Leave every picture out and write out the records below exactly.

= Records for this task =
[Start]
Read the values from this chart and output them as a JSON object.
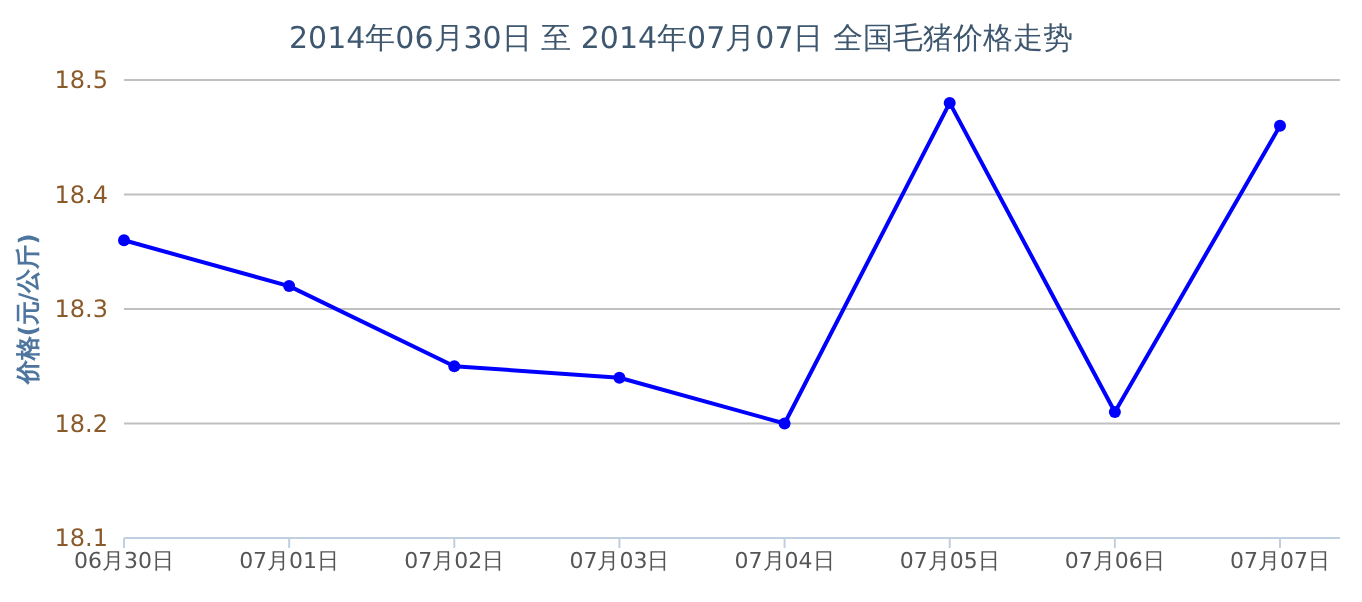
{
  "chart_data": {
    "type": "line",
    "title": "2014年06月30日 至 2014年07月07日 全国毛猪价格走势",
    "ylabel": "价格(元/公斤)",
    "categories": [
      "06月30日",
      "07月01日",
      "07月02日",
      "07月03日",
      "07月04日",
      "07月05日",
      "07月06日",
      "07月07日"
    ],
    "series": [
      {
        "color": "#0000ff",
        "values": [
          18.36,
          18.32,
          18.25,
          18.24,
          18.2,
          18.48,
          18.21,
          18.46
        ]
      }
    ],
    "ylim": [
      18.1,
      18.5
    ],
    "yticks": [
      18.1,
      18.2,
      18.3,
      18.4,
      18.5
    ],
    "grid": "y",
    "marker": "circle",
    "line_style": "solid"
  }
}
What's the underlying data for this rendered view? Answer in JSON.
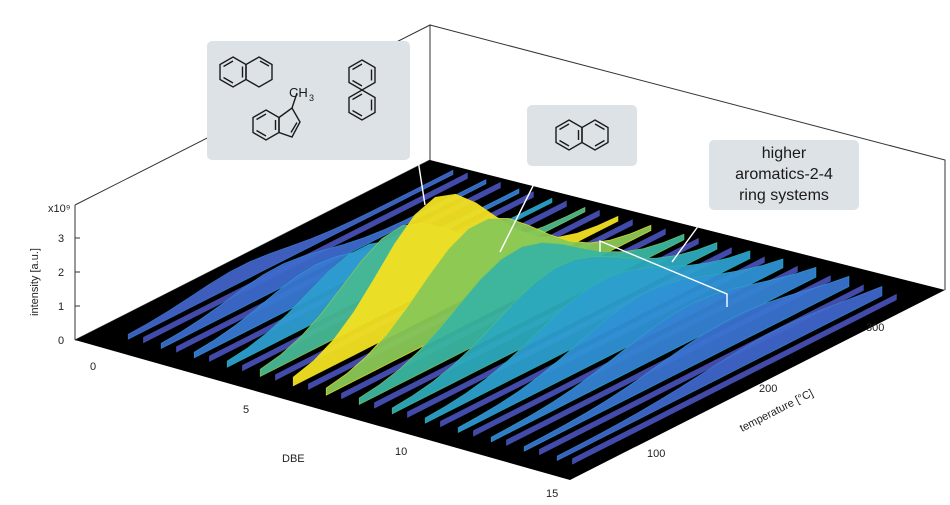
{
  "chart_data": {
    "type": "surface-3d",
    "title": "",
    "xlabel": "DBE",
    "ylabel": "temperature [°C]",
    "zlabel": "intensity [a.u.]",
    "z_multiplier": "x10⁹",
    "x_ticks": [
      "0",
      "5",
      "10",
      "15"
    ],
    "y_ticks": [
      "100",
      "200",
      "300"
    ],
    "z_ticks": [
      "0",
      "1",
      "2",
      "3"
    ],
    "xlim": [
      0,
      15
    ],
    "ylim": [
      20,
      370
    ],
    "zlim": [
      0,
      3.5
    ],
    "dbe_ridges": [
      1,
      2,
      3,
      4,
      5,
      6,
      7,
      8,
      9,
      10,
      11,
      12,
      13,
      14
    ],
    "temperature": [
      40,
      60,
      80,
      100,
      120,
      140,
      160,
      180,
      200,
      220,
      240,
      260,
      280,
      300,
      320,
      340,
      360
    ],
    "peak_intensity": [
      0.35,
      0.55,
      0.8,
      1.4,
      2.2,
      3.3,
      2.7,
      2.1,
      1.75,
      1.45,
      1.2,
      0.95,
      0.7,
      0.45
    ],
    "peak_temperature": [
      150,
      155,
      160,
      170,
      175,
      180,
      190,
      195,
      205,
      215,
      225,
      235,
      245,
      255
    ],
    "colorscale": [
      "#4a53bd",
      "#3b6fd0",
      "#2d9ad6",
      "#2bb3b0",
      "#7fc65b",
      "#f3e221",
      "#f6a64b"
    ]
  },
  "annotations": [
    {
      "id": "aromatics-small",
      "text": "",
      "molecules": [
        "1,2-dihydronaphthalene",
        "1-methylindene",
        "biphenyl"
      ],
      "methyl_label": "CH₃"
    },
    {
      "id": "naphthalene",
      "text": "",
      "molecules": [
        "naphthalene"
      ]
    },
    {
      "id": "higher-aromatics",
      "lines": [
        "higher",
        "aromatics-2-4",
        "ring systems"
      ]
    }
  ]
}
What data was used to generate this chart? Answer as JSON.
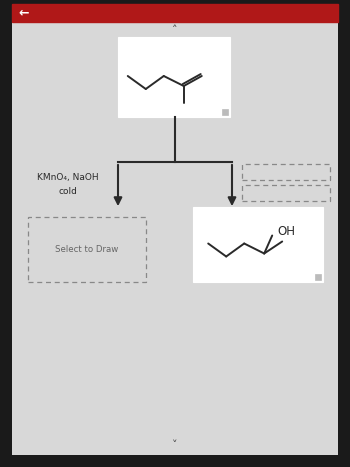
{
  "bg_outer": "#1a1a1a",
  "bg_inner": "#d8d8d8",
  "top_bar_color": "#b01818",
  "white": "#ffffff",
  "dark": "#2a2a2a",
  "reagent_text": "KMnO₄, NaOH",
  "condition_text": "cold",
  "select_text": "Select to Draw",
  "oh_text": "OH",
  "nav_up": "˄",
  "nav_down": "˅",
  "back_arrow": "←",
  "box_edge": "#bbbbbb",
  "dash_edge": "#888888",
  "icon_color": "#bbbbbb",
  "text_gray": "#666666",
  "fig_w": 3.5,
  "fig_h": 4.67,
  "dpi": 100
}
[End]
= Correct output =
Read the values from this chart and output them as a JSON object.
{
  "chart_data": {
    "type": "line",
    "title": "2014年06月30日 至 2014年07月07日 全国毛猪价格走势",
    "ylabel": "价格(元/公斤)",
    "categories": [
      "06月30日",
      "07月01日",
      "07月02日",
      "07月03日",
      "07月04日",
      "07月05日",
      "07月06日",
      "07月07日"
    ],
    "series": [
      {
        "color": "#0000ff",
        "values": [
          18.36,
          18.32,
          18.25,
          18.24,
          18.2,
          18.48,
          18.21,
          18.46
        ]
      }
    ],
    "ylim": [
      18.1,
      18.5
    ],
    "yticks": [
      18.1,
      18.2,
      18.3,
      18.4,
      18.5
    ],
    "grid": "y",
    "marker": "circle",
    "line_style": "solid"
  }
}
What's the underlying data for this rendered view? Answer in JSON.
{
  "chart_data": {
    "type": "surface-3d",
    "title": "",
    "xlabel": "DBE",
    "ylabel": "temperature [°C]",
    "zlabel": "intensity [a.u.]",
    "z_multiplier": "x10⁹",
    "x_ticks": [
      "0",
      "5",
      "10",
      "15"
    ],
    "y_ticks": [
      "100",
      "200",
      "300"
    ],
    "z_ticks": [
      "0",
      "1",
      "2",
      "3"
    ],
    "xlim": [
      0,
      15
    ],
    "ylim": [
      20,
      370
    ],
    "zlim": [
      0,
      3.5
    ],
    "dbe_ridges": [
      1,
      2,
      3,
      4,
      5,
      6,
      7,
      8,
      9,
      10,
      11,
      12,
      13,
      14
    ],
    "temperature": [
      40,
      60,
      80,
      100,
      120,
      140,
      160,
      180,
      200,
      220,
      240,
      260,
      280,
      300,
      320,
      340,
      360
    ],
    "peak_intensity": [
      0.35,
      0.55,
      0.8,
      1.4,
      2.2,
      3.3,
      2.7,
      2.1,
      1.75,
      1.45,
      1.2,
      0.95,
      0.7,
      0.45
    ],
    "peak_temperature": [
      150,
      155,
      160,
      170,
      175,
      180,
      190,
      195,
      205,
      215,
      225,
      235,
      245,
      255
    ],
    "colorscale": [
      "#4a53bd",
      "#3b6fd0",
      "#2d9ad6",
      "#2bb3b0",
      "#7fc65b",
      "#f3e221",
      "#f6a64b"
    ]
  },
  "annotations": [
    {
      "id": "aromatics-small",
      "text": "",
      "molecules": [
        "1,2-dihydronaphthalene",
        "1-methylindene",
        "biphenyl"
      ],
      "methyl_label": "CH₃"
    },
    {
      "id": "naphthalene",
      "text": "",
      "molecules": [
        "naphthalene"
      ]
    },
    {
      "id": "higher-aromatics",
      "lines": [
        "higher",
        "aromatics-2-4",
        "ring systems"
      ]
    }
  ]
}
What data was used to generate this chart? Answer as JSON.
{
  "bg_outer": "#1a1a1a",
  "bg_inner": "#d8d8d8",
  "top_bar_color": "#b01818",
  "white": "#ffffff",
  "dark": "#2a2a2a",
  "reagent_text": "KMnO₄, NaOH",
  "condition_text": "cold",
  "select_text": "Select to Draw",
  "oh_text": "OH",
  "nav_up": "˄",
  "nav_down": "˅",
  "back_arrow": "←",
  "box_edge": "#bbbbbb",
  "dash_edge": "#888888",
  "icon_color": "#bbbbbb",
  "text_gray": "#666666",
  "fig_w": 3.5,
  "fig_h": 4.67,
  "dpi": 100
}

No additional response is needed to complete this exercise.